*Work required:*
The exercise asks you to copy every line below in which "Wellness" appears.

*Records supplied:*
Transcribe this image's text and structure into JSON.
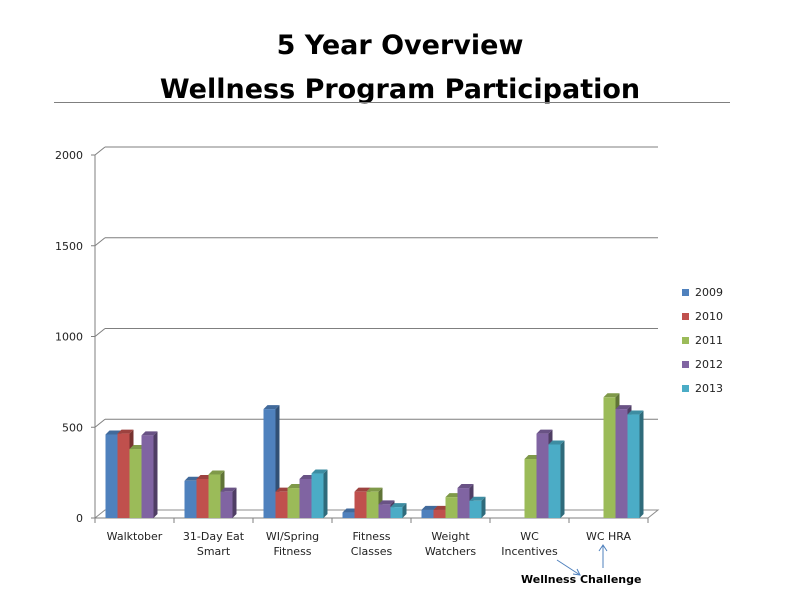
{
  "header": {
    "title_line1": "5 Year Overview",
    "title_line2": "Wellness Program Participation"
  },
  "annotation": "Wellness  Challenge",
  "chart_data": {
    "type": "bar",
    "title": "",
    "xlabel": "",
    "ylabel": "",
    "ylim": [
      0,
      2000
    ],
    "yticks": [
      0,
      500,
      1000,
      1500,
      2000
    ],
    "grid": true,
    "legend_position": "right",
    "categories": [
      [
        "Walktober"
      ],
      [
        "31-Day Eat",
        "Smart"
      ],
      [
        "WI/Spring",
        "Fitness"
      ],
      [
        "Fitness",
        "Classes"
      ],
      [
        "Weight",
        "Watchers"
      ],
      [
        "WC",
        "Incentives"
      ],
      [
        "WC HRA"
      ]
    ],
    "series": [
      {
        "name": "2009",
        "color": "#4f81bd",
        "values": [
          460,
          205,
          600,
          30,
          45,
          null,
          null
        ]
      },
      {
        "name": "2010",
        "color": "#c0504d",
        "values": [
          465,
          215,
          145,
          145,
          45,
          null,
          null
        ]
      },
      {
        "name": "2011",
        "color": "#9bbb59",
        "values": [
          380,
          240,
          165,
          145,
          115,
          325,
          665
        ]
      },
      {
        "name": "2012",
        "color": "#8064a2",
        "values": [
          455,
          145,
          215,
          75,
          165,
          465,
          600
        ]
      },
      {
        "name": "2013",
        "color": "#4bacc6",
        "values": [
          null,
          null,
          245,
          60,
          95,
          405,
          570
        ]
      }
    ]
  }
}
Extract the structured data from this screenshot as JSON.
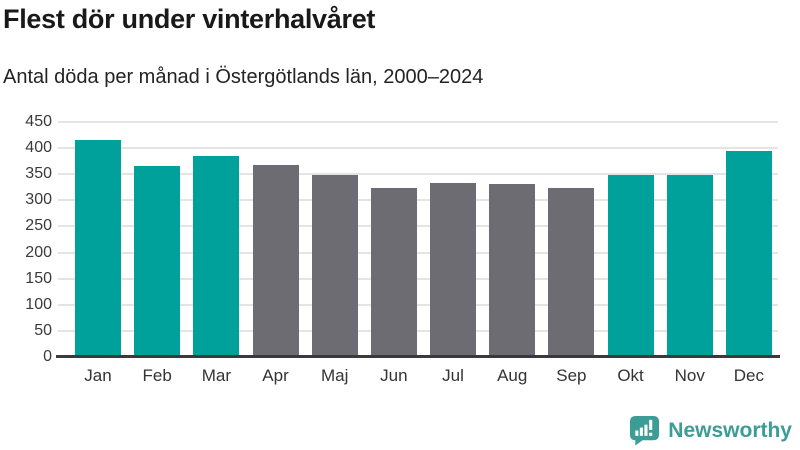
{
  "chart_data": {
    "type": "bar",
    "title": "Flest dör under vinterhalvåret",
    "subtitle": "Antal döda per månad i Östergötlands län, 2000–2024",
    "categories": [
      "Jan",
      "Feb",
      "Mar",
      "Apr",
      "Maj",
      "Jun",
      "Jul",
      "Aug",
      "Sep",
      "Okt",
      "Nov",
      "Dec"
    ],
    "values": [
      415,
      366,
      385,
      368,
      349,
      323,
      334,
      332,
      324,
      348,
      348,
      394
    ],
    "bar_groups": [
      "winter",
      "winter",
      "winter",
      "summer",
      "summer",
      "summer",
      "summer",
      "summer",
      "summer",
      "winter",
      "winter",
      "winter"
    ],
    "group_colors": {
      "winter": "#00A19A",
      "summer": "#6C6C72"
    },
    "xlabel": "",
    "ylabel": "",
    "ylim": [
      0,
      450
    ],
    "yticks": [
      0,
      50,
      100,
      150,
      200,
      250,
      300,
      350,
      400,
      450
    ],
    "grid": "horizontal",
    "legend_position": "none",
    "gridline_color": "#E4E4E4",
    "axis_line_color": "#3A3A3E",
    "tick_label_color": "#3A3A3A"
  },
  "branding": {
    "wordmark": "Newsworthy",
    "color": "#3C9D96",
    "icon": "newsworthy-bar-chart-speech-bubble-icon"
  }
}
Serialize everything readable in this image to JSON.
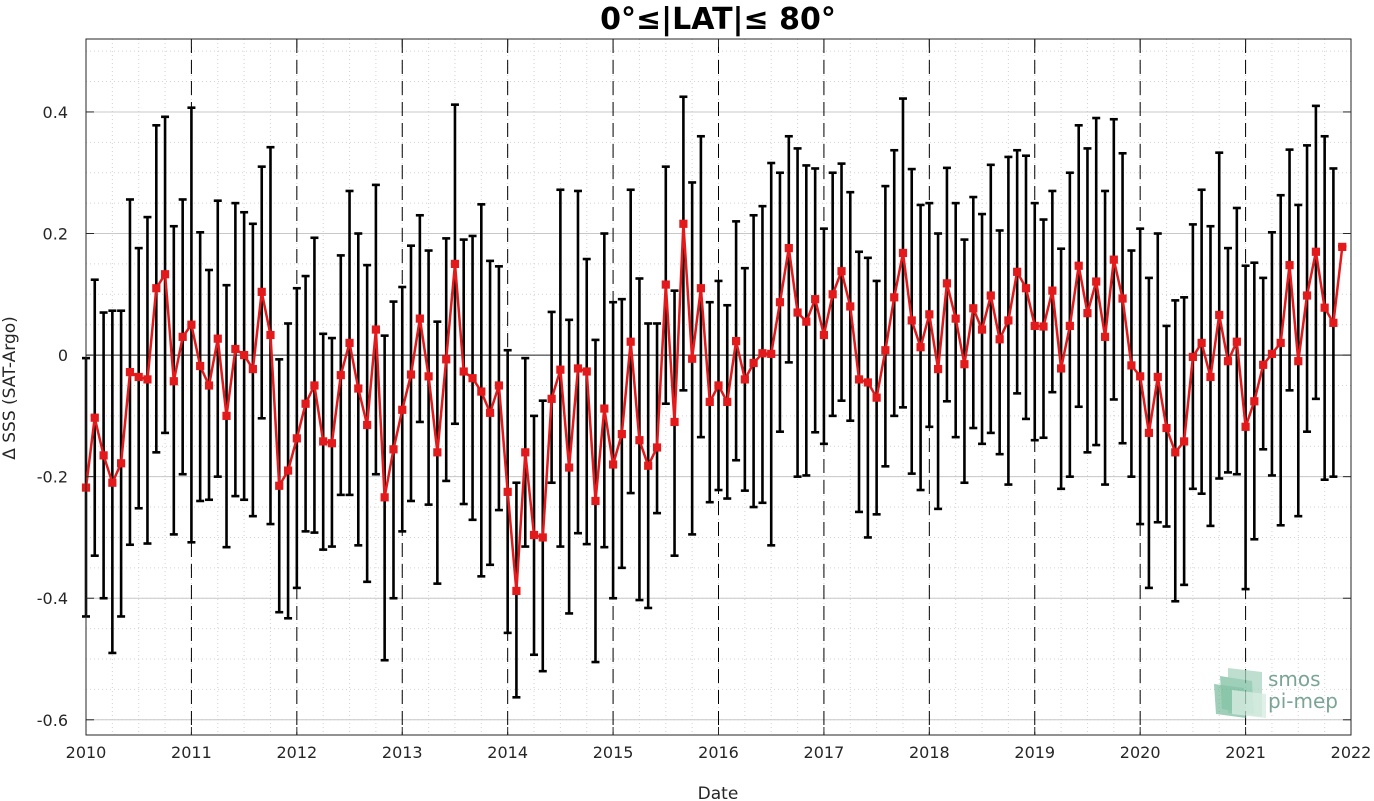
{
  "chart_data": {
    "type": "line",
    "title": "0°≤|LAT|≤ 80°",
    "xlabel": "Date",
    "ylabel": "Δ SSS (SAT-Argo)",
    "xlim": [
      2010,
      2022
    ],
    "ylim": [
      -0.625,
      0.52
    ],
    "x_ticks": [
      "2010",
      "2011",
      "2012",
      "2013",
      "2014",
      "2015",
      "2016",
      "2017",
      "2018",
      "2019",
      "2020",
      "2021",
      "2022"
    ],
    "y_ticks": [
      {
        "value": 0.4,
        "label": "0.4"
      },
      {
        "value": 0.2,
        "label": "0.2"
      },
      {
        "value": 0,
        "label": "0"
      },
      {
        "value": -0.2,
        "label": "-0.2"
      },
      {
        "value": -0.4,
        "label": "-0.4"
      },
      {
        "value": -0.6,
        "label": "-0.6"
      }
    ],
    "grid": true,
    "year_separators": "dashed vertical lines at each year",
    "series": [
      {
        "color": "#e31a1c",
        "marker": "square",
        "error_bar_color": "#000000",
        "x": [
          2010.0,
          2010.083,
          2010.167,
          2010.25,
          2010.333,
          2010.417,
          2010.5,
          2010.583,
          2010.667,
          2010.75,
          2010.833,
          2010.917,
          2011.0,
          2011.083,
          2011.167,
          2011.25,
          2011.333,
          2011.417,
          2011.5,
          2011.583,
          2011.667,
          2011.75,
          2011.833,
          2011.917,
          2012.0,
          2012.083,
          2012.167,
          2012.25,
          2012.333,
          2012.417,
          2012.5,
          2012.583,
          2012.667,
          2012.75,
          2012.833,
          2012.917,
          2013.0,
          2013.083,
          2013.167,
          2013.25,
          2013.333,
          2013.417,
          2013.5,
          2013.583,
          2013.667,
          2013.75,
          2013.833,
          2013.917,
          2014.0,
          2014.083,
          2014.167,
          2014.25,
          2014.333,
          2014.417,
          2014.5,
          2014.583,
          2014.667,
          2014.75,
          2014.833,
          2014.917,
          2015.0,
          2015.083,
          2015.167,
          2015.25,
          2015.333,
          2015.417,
          2015.5,
          2015.583,
          2015.667,
          2015.75,
          2015.833,
          2015.917,
          2016.0,
          2016.083,
          2016.167,
          2016.25,
          2016.333,
          2016.417,
          2016.5,
          2016.583,
          2016.667,
          2016.75,
          2016.833,
          2016.917,
          2017.0,
          2017.083,
          2017.167,
          2017.25,
          2017.333,
          2017.417,
          2017.5,
          2017.583,
          2017.667,
          2017.75,
          2017.833,
          2017.917,
          2018.0,
          2018.083,
          2018.167,
          2018.25,
          2018.333,
          2018.417,
          2018.5,
          2018.583,
          2018.667,
          2018.75,
          2018.833,
          2018.917,
          2019.0,
          2019.083,
          2019.167,
          2019.25,
          2019.333,
          2019.417,
          2019.5,
          2019.583,
          2019.667,
          2019.75,
          2019.833,
          2019.917,
          2020.0,
          2020.083,
          2020.167,
          2020.25,
          2020.333,
          2020.417,
          2020.5,
          2020.583,
          2020.667,
          2020.75,
          2020.833,
          2020.917,
          2021.0,
          2021.083,
          2021.167,
          2021.25,
          2021.333,
          2021.417,
          2021.5,
          2021.583,
          2021.667,
          2021.75,
          2021.833,
          2021.917
        ],
        "y": [
          -0.218,
          -0.103,
          -0.165,
          -0.21,
          -0.178,
          -0.028,
          -0.036,
          -0.04,
          0.11,
          0.133,
          -0.043,
          0.03,
          0.05,
          -0.018,
          -0.05,
          0.027,
          -0.1,
          0.01,
          0.0,
          -0.023,
          0.104,
          0.033,
          -0.215,
          -0.19,
          -0.137,
          -0.08,
          -0.05,
          -0.142,
          -0.145,
          -0.033,
          0.02,
          -0.055,
          -0.115,
          0.042,
          -0.234,
          -0.155,
          -0.09,
          -0.032,
          0.06,
          -0.035,
          -0.16,
          -0.007,
          0.15,
          -0.027,
          -0.038,
          -0.06,
          -0.095,
          -0.05,
          -0.225,
          -0.388,
          -0.16,
          -0.296,
          -0.3,
          -0.072,
          -0.024,
          -0.185,
          -0.022,
          -0.027,
          -0.24,
          -0.088,
          -0.18,
          -0.13,
          0.022,
          -0.14,
          -0.182,
          -0.152,
          0.116,
          -0.11,
          0.216,
          -0.006,
          0.11,
          -0.077,
          -0.05,
          -0.077,
          0.023,
          -0.04,
          -0.013,
          0.003,
          0.002,
          0.087,
          0.176,
          0.07,
          0.055,
          0.092,
          0.033,
          0.1,
          0.138,
          0.08,
          -0.04,
          -0.045,
          -0.07,
          0.008,
          0.095,
          0.168,
          0.057,
          0.013,
          0.067,
          -0.023,
          0.118,
          0.06,
          -0.015,
          0.077,
          0.042,
          0.098,
          0.026,
          0.057,
          0.137,
          0.11,
          0.048,
          0.047,
          0.106,
          -0.022,
          0.048,
          0.147,
          0.069,
          0.121,
          0.03,
          0.157,
          0.093,
          -0.017,
          -0.035,
          -0.128,
          -0.036,
          -0.12,
          -0.16,
          -0.142,
          -0.003,
          0.02,
          -0.036,
          0.066,
          -0.01,
          0.022,
          -0.118,
          -0.076,
          -0.016,
          0.002,
          0.02,
          0.148,
          -0.01,
          0.098,
          0.17,
          0.078,
          0.053,
          0.178
        ],
        "error_low": [
          -0.43,
          -0.33,
          -0.4,
          -0.49,
          -0.43,
          -0.312,
          -0.252,
          -0.31,
          -0.16,
          -0.128,
          -0.295,
          -0.196,
          -0.308,
          -0.24,
          -0.238,
          -0.2,
          -0.316,
          -0.232,
          -0.238,
          -0.265,
          -0.104,
          -0.278,
          -0.423,
          -0.433,
          -0.383,
          -0.29,
          -0.292,
          -0.32,
          -0.315,
          -0.23,
          -0.23,
          -0.313,
          -0.373,
          -0.196,
          -0.502,
          -0.4,
          -0.29,
          -0.24,
          -0.11,
          -0.246,
          -0.376,
          -0.207,
          -0.113,
          -0.245,
          -0.271,
          -0.364,
          -0.345,
          -0.255,
          -0.457,
          -0.563,
          -0.315,
          -0.493,
          -0.52,
          -0.21,
          -0.315,
          -0.425,
          -0.293,
          -0.311,
          -0.505,
          -0.316,
          -0.4,
          -0.35,
          -0.227,
          -0.403,
          -0.416,
          -0.26,
          -0.08,
          -0.33,
          -0.058,
          -0.295,
          -0.135,
          -0.242,
          -0.222,
          -0.236,
          -0.173,
          -0.223,
          -0.25,
          -0.243,
          -0.313,
          -0.126,
          -0.012,
          -0.2,
          -0.198,
          -0.127,
          -0.146,
          -0.1,
          -0.075,
          -0.108,
          -0.258,
          -0.3,
          -0.262,
          -0.183,
          -0.1,
          -0.086,
          -0.195,
          -0.222,
          -0.118,
          -0.253,
          -0.076,
          -0.135,
          -0.21,
          -0.12,
          -0.146,
          -0.128,
          -0.163,
          -0.213,
          -0.063,
          -0.105,
          -0.14,
          -0.136,
          -0.061,
          -0.22,
          -0.2,
          -0.085,
          -0.16,
          -0.148,
          -0.213,
          -0.073,
          -0.145,
          -0.2,
          -0.278,
          -0.383,
          -0.275,
          -0.282,
          -0.405,
          -0.378,
          -0.22,
          -0.228,
          -0.281,
          -0.203,
          -0.193,
          -0.196,
          -0.385,
          -0.303,
          -0.155,
          -0.198,
          -0.28,
          -0.058,
          -0.265,
          -0.126,
          -0.072,
          -0.205,
          -0.2,
          0.179
        ],
        "error_high": [
          -0.005,
          0.124,
          0.07,
          0.073,
          0.073,
          0.256,
          0.176,
          0.227,
          0.378,
          0.392,
          0.212,
          0.256,
          0.407,
          0.202,
          0.14,
          0.254,
          0.115,
          0.25,
          0.235,
          0.216,
          0.31,
          0.342,
          -0.007,
          0.052,
          0.11,
          0.13,
          0.193,
          0.035,
          0.028,
          0.164,
          0.27,
          0.2,
          0.148,
          0.28,
          0.032,
          0.088,
          0.112,
          0.18,
          0.23,
          0.172,
          0.055,
          0.192,
          0.412,
          0.19,
          0.196,
          0.248,
          0.155,
          0.146,
          0.008,
          -0.21,
          -0.005,
          -0.1,
          -0.075,
          0.071,
          0.272,
          0.058,
          0.27,
          0.158,
          0.025,
          0.2,
          0.087,
          0.092,
          0.272,
          0.126,
          0.052,
          0.052,
          0.31,
          0.106,
          0.425,
          0.284,
          0.36,
          0.087,
          0.122,
          0.082,
          0.22,
          0.143,
          0.23,
          0.245,
          0.316,
          0.3,
          0.36,
          0.34,
          0.312,
          0.307,
          0.208,
          0.3,
          0.315,
          0.268,
          0.17,
          0.16,
          0.122,
          0.278,
          0.337,
          0.422,
          0.306,
          0.247,
          0.25,
          0.2,
          0.308,
          0.25,
          0.19,
          0.26,
          0.232,
          0.313,
          0.205,
          0.326,
          0.337,
          0.328,
          0.25,
          0.223,
          0.27,
          0.175,
          0.3,
          0.378,
          0.34,
          0.39,
          0.27,
          0.388,
          0.332,
          0.172,
          0.208,
          0.127,
          0.2,
          0.048,
          0.09,
          0.095,
          0.215,
          0.272,
          0.212,
          0.333,
          0.176,
          0.242,
          0.147,
          0.152,
          0.127,
          0.202,
          0.263,
          0.338,
          0.247,
          0.345,
          0.41,
          0.36,
          0.307,
          0.179
        ]
      }
    ]
  },
  "logo": {
    "line1": "smos",
    "line2": "pi-mep",
    "icon": "smos-pi-mep-logo-icon",
    "color": "#7aa595"
  }
}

*Written answer:*
    "title_line2": "Wellness Program Participation"
  "annotation": "Wellness  Challenge",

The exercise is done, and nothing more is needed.